* _Requirements_:
The records that follow must be repeated verbatim, every one of them.

Dataset entries:
+ + + +
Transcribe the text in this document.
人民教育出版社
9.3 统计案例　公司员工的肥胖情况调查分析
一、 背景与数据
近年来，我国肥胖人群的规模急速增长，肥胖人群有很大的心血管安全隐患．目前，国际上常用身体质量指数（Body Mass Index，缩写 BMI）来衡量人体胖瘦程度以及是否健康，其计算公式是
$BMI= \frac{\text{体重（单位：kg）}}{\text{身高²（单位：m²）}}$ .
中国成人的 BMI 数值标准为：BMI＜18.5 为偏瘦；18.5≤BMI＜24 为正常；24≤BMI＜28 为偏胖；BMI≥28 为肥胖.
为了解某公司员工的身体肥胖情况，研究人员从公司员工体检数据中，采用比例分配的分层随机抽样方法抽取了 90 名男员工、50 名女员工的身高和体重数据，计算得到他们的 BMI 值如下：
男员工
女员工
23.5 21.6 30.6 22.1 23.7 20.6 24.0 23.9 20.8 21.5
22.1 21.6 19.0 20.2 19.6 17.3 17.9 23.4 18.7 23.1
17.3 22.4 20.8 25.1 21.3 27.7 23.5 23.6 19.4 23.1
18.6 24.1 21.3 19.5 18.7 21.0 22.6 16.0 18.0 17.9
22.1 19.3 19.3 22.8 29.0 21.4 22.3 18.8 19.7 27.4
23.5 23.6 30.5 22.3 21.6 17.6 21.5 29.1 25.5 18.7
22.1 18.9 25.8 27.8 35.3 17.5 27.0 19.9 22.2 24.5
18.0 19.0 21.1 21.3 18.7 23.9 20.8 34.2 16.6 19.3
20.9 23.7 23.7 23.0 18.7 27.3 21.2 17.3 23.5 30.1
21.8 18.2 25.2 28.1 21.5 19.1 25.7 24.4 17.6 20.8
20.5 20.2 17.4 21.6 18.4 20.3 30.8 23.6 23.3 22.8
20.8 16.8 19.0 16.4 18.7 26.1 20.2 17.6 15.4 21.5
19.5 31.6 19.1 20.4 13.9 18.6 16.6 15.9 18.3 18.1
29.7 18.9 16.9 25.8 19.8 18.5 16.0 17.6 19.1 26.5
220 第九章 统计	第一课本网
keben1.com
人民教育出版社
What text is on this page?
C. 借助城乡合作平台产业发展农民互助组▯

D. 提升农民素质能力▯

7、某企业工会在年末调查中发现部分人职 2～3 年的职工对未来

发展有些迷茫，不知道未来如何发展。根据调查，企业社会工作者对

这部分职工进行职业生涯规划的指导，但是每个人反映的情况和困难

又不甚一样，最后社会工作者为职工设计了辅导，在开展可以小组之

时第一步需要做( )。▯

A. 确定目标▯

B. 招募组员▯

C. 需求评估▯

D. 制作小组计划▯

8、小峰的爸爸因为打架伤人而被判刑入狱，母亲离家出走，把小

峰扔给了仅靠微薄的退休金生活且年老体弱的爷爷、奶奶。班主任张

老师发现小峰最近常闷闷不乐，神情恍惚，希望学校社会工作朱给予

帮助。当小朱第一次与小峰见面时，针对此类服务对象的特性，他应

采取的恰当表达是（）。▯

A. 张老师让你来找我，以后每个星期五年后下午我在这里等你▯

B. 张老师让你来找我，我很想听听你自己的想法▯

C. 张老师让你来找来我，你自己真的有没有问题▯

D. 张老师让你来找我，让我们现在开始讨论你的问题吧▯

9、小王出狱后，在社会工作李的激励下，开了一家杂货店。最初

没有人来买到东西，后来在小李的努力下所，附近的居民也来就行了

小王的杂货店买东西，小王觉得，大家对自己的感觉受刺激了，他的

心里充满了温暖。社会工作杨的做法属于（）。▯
+ + + +
* _Final result_:
Transcribe the text in this document.
人民教育出版社
9.3 统计案例　公司员工的肥胖情况调查分析
一、 背景与数据
近年来，我国肥胖人群的规模急速增长，肥胖人群有很大的心血管安全隐患．目前，国际上常用身体质量指数（Body Mass Index，缩写 BMI）来衡量人体胖瘦程度以及是否健康，其计算公式是
$BMI= \frac{\text{体重（单位：kg）}}{\text{身高²（单位：m²）}}$ .
中国成人的 BMI 数值标准为：BMI＜18.5 为偏瘦；18.5≤BMI＜24 为正常；24≤BMI＜28 为偏胖；BMI≥28 为肥胖.
为了解某公司员工的身体肥胖情况，研究人员从公司员工体检数据中，采用比例分配的分层随机抽样方法抽取了 90 名男员工、50 名女员工的身高和体重数据，计算得到他们的 BMI 值如下：
男员工
女员工
23.5 21.6 30.6 22.1 23.7 20.6 24.0 23.9 20.8 21.5
22.1 21.6 19.0 20.2 19.6 17.3 17.9 23.4 18.7 23.1
17.3 22.4 20.8 25.1 21.3 27.7 23.5 23.6 19.4 23.1
18.6 24.1 21.3 19.5 18.7 21.0 22.6 16.0 18.0 17.9
22.1 19.3 19.3 22.8 29.0 21.4 22.3 18.8 19.7 27.4
23.5 23.6 30.5 22.3 21.6 17.6 21.5 29.1 25.5 18.7
22.1 18.9 25.8 27.8 35.3 17.5 27.0 19.9 22.2 24.5
18.0 19.0 21.1 21.3 18.7 23.9 20.8 34.2 16.6 19.3
20.9 23.7 23.7 23.0 18.7 27.3 21.2 17.3 23.5 30.1
21.8 18.2 25.2 28.1 21.5 19.1 25.7 24.4 17.6 20.8
20.5 20.2 17.4 21.6 18.4 20.3 30.8 23.6 23.3 22.8
20.8 16.8 19.0 16.4 18.7 26.1 20.2 17.6 15.4 21.5
19.5 31.6 19.1 20.4 13.9 18.6 16.6 15.9 18.3 18.1
29.7 18.9 16.9 25.8 19.8 18.5 16.0 17.6 19.1 26.5
220 第九章 统计	第一课本网
keben1.com
人民教育出版社
What text is on this page?
C. 借助城乡合作平台产业发展农民互助组▯

D. 提升农民素质能力▯

7、某企业工会在年末调查中发现部分人职 2～3 年的职工对未来

发展有些迷茫，不知道未来如何发展。根据调查，企业社会工作者对

这部分职工进行职业生涯规划的指导，但是每个人反映的情况和困难

又不甚一样，最后社会工作者为职工设计了辅导，在开展可以小组之

时第一步需要做( )。▯

A. 确定目标▯

B. 招募组员▯

C. 需求评估▯

D. 制作小组计划▯

8、小峰的爸爸因为打架伤人而被判刑入狱，母亲离家出走，把小

峰扔给了仅靠微薄的退休金生活且年老体弱的爷爷、奶奶。班主任张

老师发现小峰最近常闷闷不乐，神情恍惚，希望学校社会工作朱给予

帮助。当小朱第一次与小峰见面时，针对此类服务对象的特性，他应

采取的恰当表达是（）。▯

A. 张老师让你来找我，以后每个星期五年后下午我在这里等你▯

B. 张老师让你来找我，我很想听听你自己的想法▯

C. 张老师让你来找来我，你自己真的有没有问题▯

D. 张老师让你来找我，让我们现在开始讨论你的问题吧▯

9、小王出狱后，在社会工作李的激励下，开了一家杂货店。最初

没有人来买到东西，后来在小李的努力下所，附近的居民也来就行了

小王的杂货店买东西，小王觉得，大家对自己的感觉受刺激了，他的

心里充满了温暖。社会工作杨的做法属于（）。▯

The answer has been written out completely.